> **Brief**: Quote, verbatim, all material below, without pictures.

╭─ Data to process

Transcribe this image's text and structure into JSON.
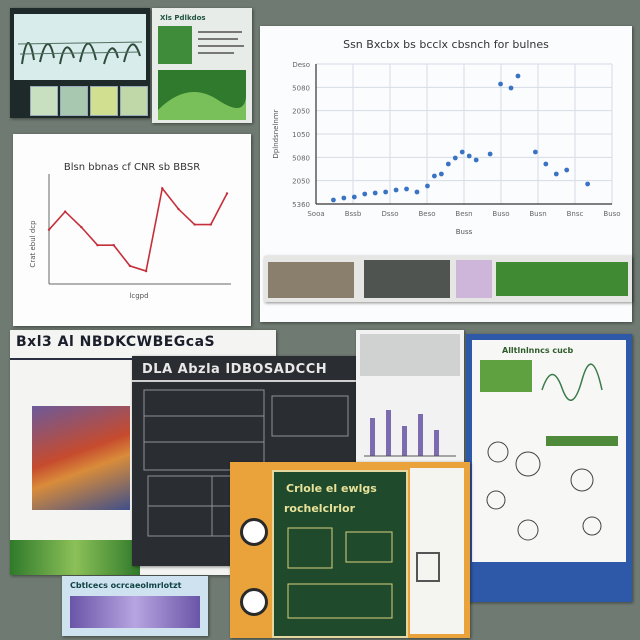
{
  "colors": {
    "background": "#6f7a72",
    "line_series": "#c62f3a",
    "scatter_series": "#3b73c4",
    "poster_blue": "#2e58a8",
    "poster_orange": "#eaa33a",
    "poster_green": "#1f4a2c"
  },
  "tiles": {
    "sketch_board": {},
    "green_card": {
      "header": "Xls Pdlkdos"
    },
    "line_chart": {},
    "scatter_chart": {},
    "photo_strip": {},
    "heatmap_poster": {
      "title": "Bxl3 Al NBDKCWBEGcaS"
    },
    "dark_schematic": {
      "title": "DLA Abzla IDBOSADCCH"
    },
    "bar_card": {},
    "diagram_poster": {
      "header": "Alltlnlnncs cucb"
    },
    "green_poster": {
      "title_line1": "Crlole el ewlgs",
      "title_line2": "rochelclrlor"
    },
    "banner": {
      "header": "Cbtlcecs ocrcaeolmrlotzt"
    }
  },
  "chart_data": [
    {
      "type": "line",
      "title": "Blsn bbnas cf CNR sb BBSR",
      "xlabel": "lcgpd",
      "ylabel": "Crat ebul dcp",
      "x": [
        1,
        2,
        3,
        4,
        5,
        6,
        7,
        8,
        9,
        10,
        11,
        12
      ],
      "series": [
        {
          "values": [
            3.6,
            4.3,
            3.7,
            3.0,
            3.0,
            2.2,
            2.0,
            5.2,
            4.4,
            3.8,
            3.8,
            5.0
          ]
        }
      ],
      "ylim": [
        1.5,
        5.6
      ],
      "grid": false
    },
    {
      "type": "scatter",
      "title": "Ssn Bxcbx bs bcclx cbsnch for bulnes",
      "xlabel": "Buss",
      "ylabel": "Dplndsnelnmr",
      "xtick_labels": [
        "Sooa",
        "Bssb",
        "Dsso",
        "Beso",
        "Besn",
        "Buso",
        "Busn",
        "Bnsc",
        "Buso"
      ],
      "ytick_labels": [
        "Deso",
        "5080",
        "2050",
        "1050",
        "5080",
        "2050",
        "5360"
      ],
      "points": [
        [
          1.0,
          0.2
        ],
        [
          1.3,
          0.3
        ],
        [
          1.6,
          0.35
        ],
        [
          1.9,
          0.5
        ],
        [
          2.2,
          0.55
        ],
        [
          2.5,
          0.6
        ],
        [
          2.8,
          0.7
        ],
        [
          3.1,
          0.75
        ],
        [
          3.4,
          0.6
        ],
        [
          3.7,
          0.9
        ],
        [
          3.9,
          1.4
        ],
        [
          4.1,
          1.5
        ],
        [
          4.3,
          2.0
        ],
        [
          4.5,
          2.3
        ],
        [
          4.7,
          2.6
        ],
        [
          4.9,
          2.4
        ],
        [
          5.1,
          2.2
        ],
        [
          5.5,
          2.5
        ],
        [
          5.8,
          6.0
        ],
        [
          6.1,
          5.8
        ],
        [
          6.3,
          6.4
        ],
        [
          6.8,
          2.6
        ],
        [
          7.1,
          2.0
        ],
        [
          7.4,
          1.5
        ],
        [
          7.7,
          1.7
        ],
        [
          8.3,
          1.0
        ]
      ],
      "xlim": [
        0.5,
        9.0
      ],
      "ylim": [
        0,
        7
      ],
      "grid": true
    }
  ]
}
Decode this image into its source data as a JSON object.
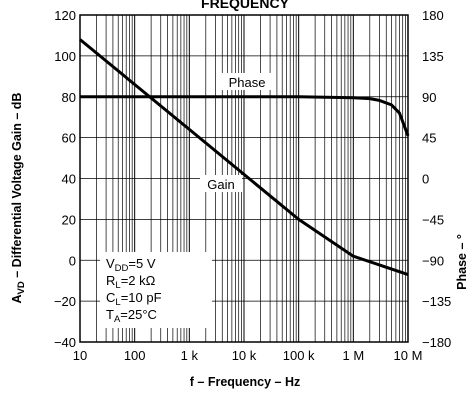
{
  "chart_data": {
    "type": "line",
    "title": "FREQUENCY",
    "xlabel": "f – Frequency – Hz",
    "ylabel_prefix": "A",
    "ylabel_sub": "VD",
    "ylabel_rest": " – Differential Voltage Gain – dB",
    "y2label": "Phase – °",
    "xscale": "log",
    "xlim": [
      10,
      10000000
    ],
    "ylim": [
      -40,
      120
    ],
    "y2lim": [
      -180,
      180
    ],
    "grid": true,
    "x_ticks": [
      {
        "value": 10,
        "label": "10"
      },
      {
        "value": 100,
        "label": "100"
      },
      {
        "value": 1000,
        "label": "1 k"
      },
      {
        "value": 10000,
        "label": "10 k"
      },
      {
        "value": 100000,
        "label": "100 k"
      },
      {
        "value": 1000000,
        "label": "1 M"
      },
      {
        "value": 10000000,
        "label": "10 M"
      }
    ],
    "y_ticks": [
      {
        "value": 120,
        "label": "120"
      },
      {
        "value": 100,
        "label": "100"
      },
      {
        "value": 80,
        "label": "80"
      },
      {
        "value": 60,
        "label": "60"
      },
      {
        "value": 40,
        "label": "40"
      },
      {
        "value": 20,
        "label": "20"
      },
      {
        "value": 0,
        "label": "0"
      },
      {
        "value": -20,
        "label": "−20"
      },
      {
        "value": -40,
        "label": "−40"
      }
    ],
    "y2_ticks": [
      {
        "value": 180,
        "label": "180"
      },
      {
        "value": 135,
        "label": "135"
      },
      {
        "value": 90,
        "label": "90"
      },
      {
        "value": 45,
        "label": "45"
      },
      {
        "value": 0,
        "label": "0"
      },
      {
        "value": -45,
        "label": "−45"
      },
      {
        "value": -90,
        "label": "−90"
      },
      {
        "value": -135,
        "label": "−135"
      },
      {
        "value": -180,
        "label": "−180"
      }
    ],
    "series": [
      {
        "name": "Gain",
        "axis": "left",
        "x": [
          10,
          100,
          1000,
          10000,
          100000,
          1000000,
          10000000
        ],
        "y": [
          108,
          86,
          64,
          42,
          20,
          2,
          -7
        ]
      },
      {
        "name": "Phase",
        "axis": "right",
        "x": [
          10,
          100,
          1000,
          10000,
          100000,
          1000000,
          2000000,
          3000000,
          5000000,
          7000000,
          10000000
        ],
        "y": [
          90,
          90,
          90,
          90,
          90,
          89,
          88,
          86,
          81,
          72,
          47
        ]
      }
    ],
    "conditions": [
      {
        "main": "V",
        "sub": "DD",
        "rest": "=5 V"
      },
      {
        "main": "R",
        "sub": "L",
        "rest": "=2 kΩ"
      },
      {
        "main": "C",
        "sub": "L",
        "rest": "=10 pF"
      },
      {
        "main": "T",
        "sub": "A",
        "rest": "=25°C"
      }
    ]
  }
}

╰─

> **Full solution**:
Transcribe this image's text and structure into JSON.
{
  "colors": {
    "background": "#6f7a72",
    "line_series": "#c62f3a",
    "scatter_series": "#3b73c4",
    "poster_blue": "#2e58a8",
    "poster_orange": "#eaa33a",
    "poster_green": "#1f4a2c"
  },
  "tiles": {
    "sketch_board": {},
    "green_card": {
      "header": "Xls Pdlkdos"
    },
    "line_chart": {},
    "scatter_chart": {},
    "photo_strip": {},
    "heatmap_poster": {
      "title": "Bxl3 Al NBDKCWBEGcaS"
    },
    "dark_schematic": {
      "title": "DLA Abzla IDBOSADCCH"
    },
    "bar_card": {},
    "diagram_poster": {
      "header": "Alltlnlnncs cucb"
    },
    "green_poster": {
      "title_line1": "Crlole el ewlgs",
      "title_line2": "rochelclrlor"
    },
    "banner": {
      "header": "Cbtlcecs ocrcaeolmrlotzt"
    }
  },
  "chart_data": [
    {
      "type": "line",
      "title": "Blsn bbnas cf CNR sb BBSR",
      "xlabel": "lcgpd",
      "ylabel": "Crat ebul dcp",
      "x": [
        1,
        2,
        3,
        4,
        5,
        6,
        7,
        8,
        9,
        10,
        11,
        12
      ],
      "series": [
        {
          "values": [
            3.6,
            4.3,
            3.7,
            3.0,
            3.0,
            2.2,
            2.0,
            5.2,
            4.4,
            3.8,
            3.8,
            5.0
          ]
        }
      ],
      "ylim": [
        1.5,
        5.6
      ],
      "grid": false
    },
    {
      "type": "scatter",
      "title": "Ssn Bxcbx bs bcclx cbsnch for bulnes",
      "xlabel": "Buss",
      "ylabel": "Dplndsnelnmr",
      "xtick_labels": [
        "Sooa",
        "Bssb",
        "Dsso",
        "Beso",
        "Besn",
        "Buso",
        "Busn",
        "Bnsc",
        "Buso"
      ],
      "ytick_labels": [
        "Deso",
        "5080",
        "2050",
        "1050",
        "5080",
        "2050",
        "5360"
      ],
      "points": [
        [
          1.0,
          0.2
        ],
        [
          1.3,
          0.3
        ],
        [
          1.6,
          0.35
        ],
        [
          1.9,
          0.5
        ],
        [
          2.2,
          0.55
        ],
        [
          2.5,
          0.6
        ],
        [
          2.8,
          0.7
        ],
        [
          3.1,
          0.75
        ],
        [
          3.4,
          0.6
        ],
        [
          3.7,
          0.9
        ],
        [
          3.9,
          1.4
        ],
        [
          4.1,
          1.5
        ],
        [
          4.3,
          2.0
        ],
        [
          4.5,
          2.3
        ],
        [
          4.7,
          2.6
        ],
        [
          4.9,
          2.4
        ],
        [
          5.1,
          2.2
        ],
        [
          5.5,
          2.5
        ],
        [
          5.8,
          6.0
        ],
        [
          6.1,
          5.8
        ],
        [
          6.3,
          6.4
        ],
        [
          6.8,
          2.6
        ],
        [
          7.1,
          2.0
        ],
        [
          7.4,
          1.5
        ],
        [
          7.7,
          1.7
        ],
        [
          8.3,
          1.0
        ]
      ],
      "xlim": [
        0.5,
        9.0
      ],
      "ylim": [
        0,
        7
      ],
      "grid": true
    }
  ]
}
Decode this image into its source data as a JSON object.
{
  "chart_data": {
    "type": "line",
    "title": "FREQUENCY",
    "xlabel": "f – Frequency – Hz",
    "ylabel_prefix": "A",
    "ylabel_sub": "VD",
    "ylabel_rest": " – Differential Voltage Gain – dB",
    "y2label": "Phase – °",
    "xscale": "log",
    "xlim": [
      10,
      10000000
    ],
    "ylim": [
      -40,
      120
    ],
    "y2lim": [
      -180,
      180
    ],
    "grid": true,
    "x_ticks": [
      {
        "value": 10,
        "label": "10"
      },
      {
        "value": 100,
        "label": "100"
      },
      {
        "value": 1000,
        "label": "1 k"
      },
      {
        "value": 10000,
        "label": "10 k"
      },
      {
        "value": 100000,
        "label": "100 k"
      },
      {
        "value": 1000000,
        "label": "1 M"
      },
      {
        "value": 10000000,
        "label": "10 M"
      }
    ],
    "y_ticks": [
      {
        "value": 120,
        "label": "120"
      },
      {
        "value": 100,
        "label": "100"
      },
      {
        "value": 80,
        "label": "80"
      },
      {
        "value": 60,
        "label": "60"
      },
      {
        "value": 40,
        "label": "40"
      },
      {
        "value": 20,
        "label": "20"
      },
      {
        "value": 0,
        "label": "0"
      },
      {
        "value": -20,
        "label": "−20"
      },
      {
        "value": -40,
        "label": "−40"
      }
    ],
    "y2_ticks": [
      {
        "value": 180,
        "label": "180"
      },
      {
        "value": 135,
        "label": "135"
      },
      {
        "value": 90,
        "label": "90"
      },
      {
        "value": 45,
        "label": "45"
      },
      {
        "value": 0,
        "label": "0"
      },
      {
        "value": -45,
        "label": "−45"
      },
      {
        "value": -90,
        "label": "−90"
      },
      {
        "value": -135,
        "label": "−135"
      },
      {
        "value": -180,
        "label": "−180"
      }
    ],
    "series": [
      {
        "name": "Gain",
        "axis": "left",
        "x": [
          10,
          100,
          1000,
          10000,
          100000,
          1000000,
          10000000
        ],
        "y": [
          108,
          86,
          64,
          42,
          20,
          2,
          -7
        ]
      },
      {
        "name": "Phase",
        "axis": "right",
        "x": [
          10,
          100,
          1000,
          10000,
          100000,
          1000000,
          2000000,
          3000000,
          5000000,
          7000000,
          10000000
        ],
        "y": [
          90,
          90,
          90,
          90,
          90,
          89,
          88,
          86,
          81,
          72,
          47
        ]
      }
    ],
    "conditions": [
      {
        "main": "V",
        "sub": "DD",
        "rest": "=5 V"
      },
      {
        "main": "R",
        "sub": "L",
        "rest": "=2 kΩ"
      },
      {
        "main": "C",
        "sub": "L",
        "rest": "=10 pF"
      },
      {
        "main": "T",
        "sub": "A",
        "rest": "=25°C"
      }
    ]
  }
}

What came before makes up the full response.